Records excerpted from a collection
##############################

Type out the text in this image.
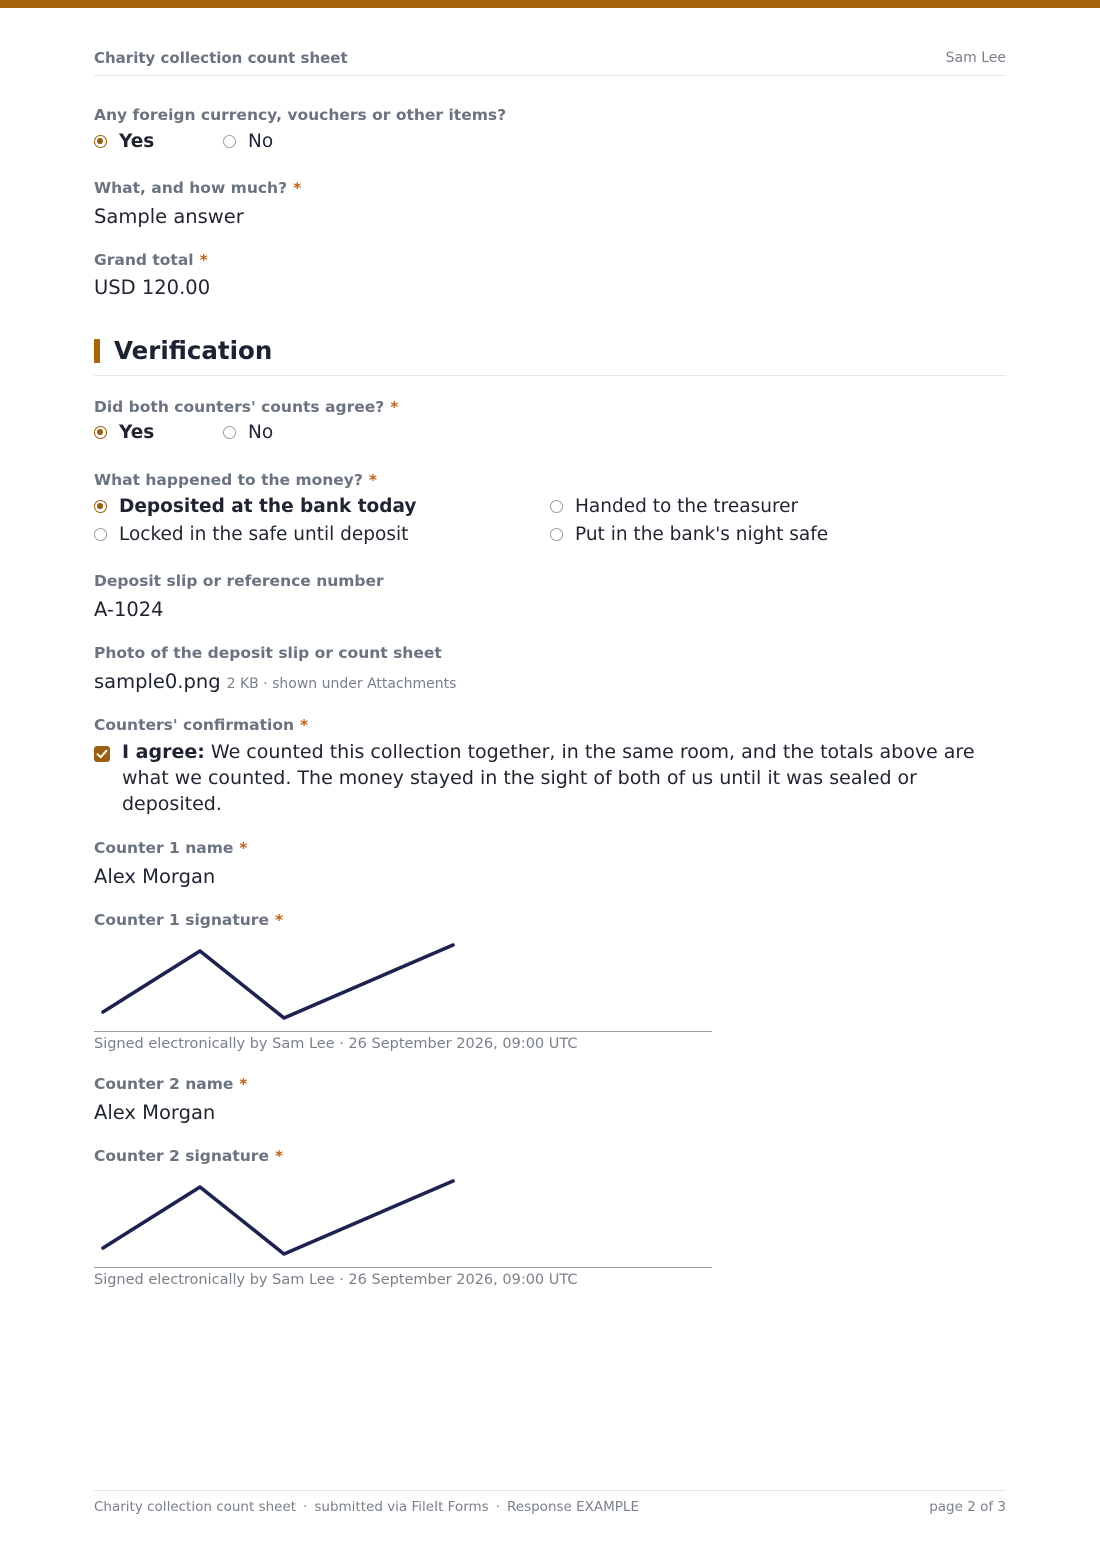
Charity collection count sheet	Sam Lee
Any foreign currency, vouchers or other items?
Yes	No
What, and how much? *
Sample answer
Grand total *
USD 120.00
Verification
Did both counters' counts agree? *
Yes	No
What happened to the money? *
Deposited at the bank today	Handed to the treasurer
Locked in the safe until deposit	Put in the bank's night safe
Deposit slip or reference number
A-1024
Photo of the deposit slip or count sheet
sample0.png 2 KB · shown under Attachments
Counters' confirmation *
I agree: We counted this collection together, in the same room, and the totals above are what we counted. The money stayed in the sight of both of us until it was sealed or deposited.
Counter 1 name *
Alex Morgan
Counter 1 signature *
Signed electronically by Sam Lee · 26 September 2026, 09:00 UTC
Counter 2 name *
Alex Morgan
Counter 2 signature *
Signed electronically by Sam Lee · 26 September 2026, 09:00 UTC
Charity collection count sheet · submitted via FileIt Forms · Response EXAMPLE	page 2 of 3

##############################

→ **EXERCISE INSTRUCTIONS**: Copy each line exactly, and leave the pictures out of your copy.

→ **FINAL RESULT**:
Type out the text in this image.
Charity collection count sheet	Sam Lee
Any foreign currency, vouchers or other items?
Yes	No
What, and how much? *
Sample answer
Grand total *
USD 120.00
Verification
Did both counters' counts agree? *
Yes	No
What happened to the money? *
Deposited at the bank today	Handed to the treasurer
Locked in the safe until deposit	Put in the bank's night safe
Deposit slip or reference number
A-1024
Photo of the deposit slip or count sheet
sample0.png 2 KB · shown under Attachments
Counters' confirmation *
I agree: We counted this collection together, in the same room, and the totals above are what we counted. The money stayed in the sight of both of us until it was sealed or deposited.
Counter 1 name *
Alex Morgan
Counter 1 signature *
Signed electronically by Sam Lee · 26 September 2026, 09:00 UTC
Counter 2 name *
Alex Morgan
Counter 2 signature *
Signed electronically by Sam Lee · 26 September 2026, 09:00 UTC
Charity collection count sheet · submitted via FileIt Forms · Response EXAMPLE	page 2 of 3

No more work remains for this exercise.